RAW RECORDS →
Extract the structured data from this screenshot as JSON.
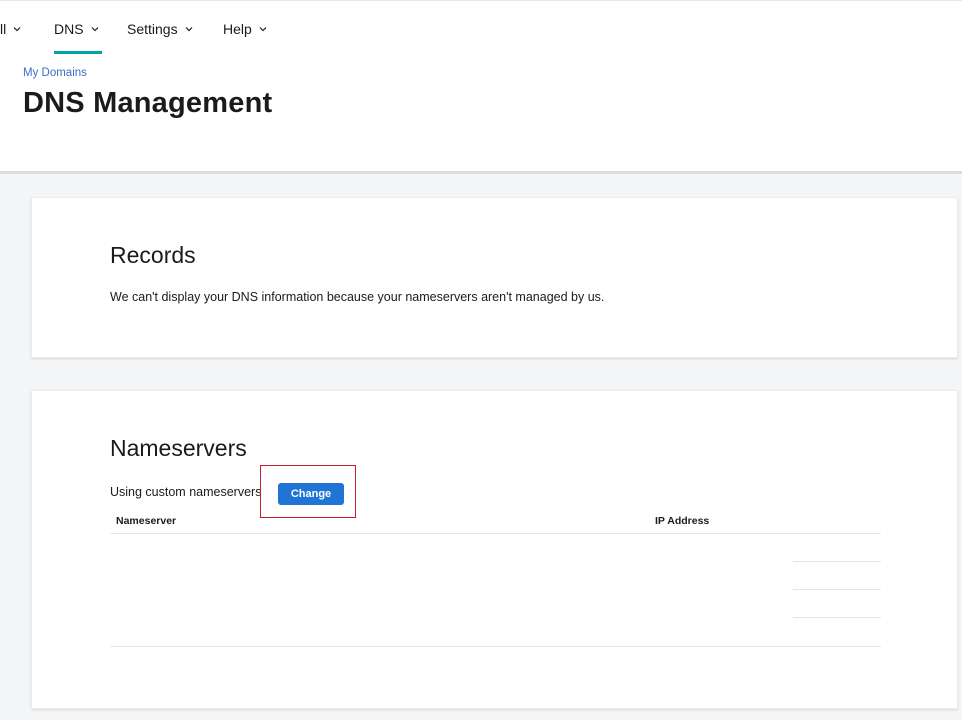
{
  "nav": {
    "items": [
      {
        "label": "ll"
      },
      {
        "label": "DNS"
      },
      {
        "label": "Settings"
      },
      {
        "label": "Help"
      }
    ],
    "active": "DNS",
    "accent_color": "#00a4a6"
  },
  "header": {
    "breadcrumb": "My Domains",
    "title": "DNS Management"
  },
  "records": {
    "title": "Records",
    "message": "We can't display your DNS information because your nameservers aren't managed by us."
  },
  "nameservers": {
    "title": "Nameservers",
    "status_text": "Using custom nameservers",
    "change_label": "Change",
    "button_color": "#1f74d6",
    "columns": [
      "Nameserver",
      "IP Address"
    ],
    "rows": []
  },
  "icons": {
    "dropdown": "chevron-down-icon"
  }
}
* * *
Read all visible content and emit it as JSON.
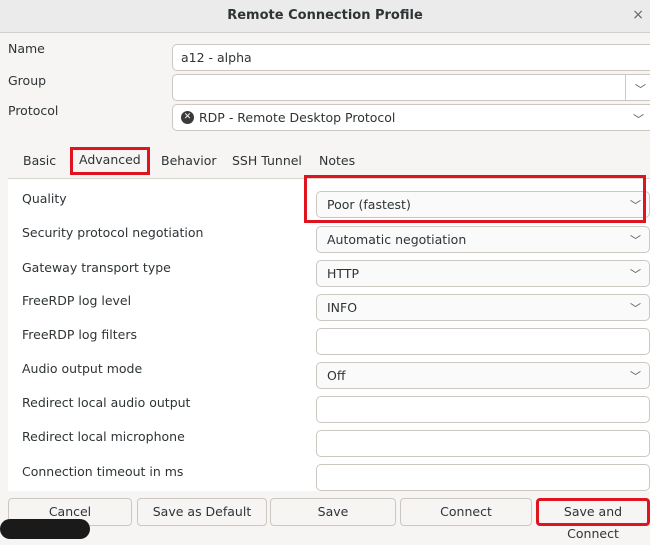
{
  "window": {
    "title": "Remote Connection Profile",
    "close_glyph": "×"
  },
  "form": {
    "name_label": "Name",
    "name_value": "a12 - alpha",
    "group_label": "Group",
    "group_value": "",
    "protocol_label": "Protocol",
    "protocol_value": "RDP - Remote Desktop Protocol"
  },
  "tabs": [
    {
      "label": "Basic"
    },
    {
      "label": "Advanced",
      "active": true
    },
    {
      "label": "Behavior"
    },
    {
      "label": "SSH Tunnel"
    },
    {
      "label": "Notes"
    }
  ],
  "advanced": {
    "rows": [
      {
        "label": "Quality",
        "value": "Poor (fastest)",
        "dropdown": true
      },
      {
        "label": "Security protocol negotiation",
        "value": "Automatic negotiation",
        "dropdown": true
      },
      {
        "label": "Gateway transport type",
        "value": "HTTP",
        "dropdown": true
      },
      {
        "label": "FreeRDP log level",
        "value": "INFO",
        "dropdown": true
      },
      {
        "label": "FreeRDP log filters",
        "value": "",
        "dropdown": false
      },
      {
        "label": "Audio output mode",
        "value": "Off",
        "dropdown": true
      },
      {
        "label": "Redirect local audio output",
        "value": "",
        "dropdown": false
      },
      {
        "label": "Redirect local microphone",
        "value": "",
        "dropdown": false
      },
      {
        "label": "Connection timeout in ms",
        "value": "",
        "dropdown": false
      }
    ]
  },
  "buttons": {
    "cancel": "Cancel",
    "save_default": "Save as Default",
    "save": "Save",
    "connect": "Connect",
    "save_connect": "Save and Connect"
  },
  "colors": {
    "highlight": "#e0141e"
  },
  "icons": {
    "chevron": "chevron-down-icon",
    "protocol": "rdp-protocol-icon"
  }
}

STATED PROBLEM → Pull out each line of the entries that contains "Redirect".

COMPLETED EXERCISE →
        "label": "Redirect local audio output",
        "label": "Redirect local microphone",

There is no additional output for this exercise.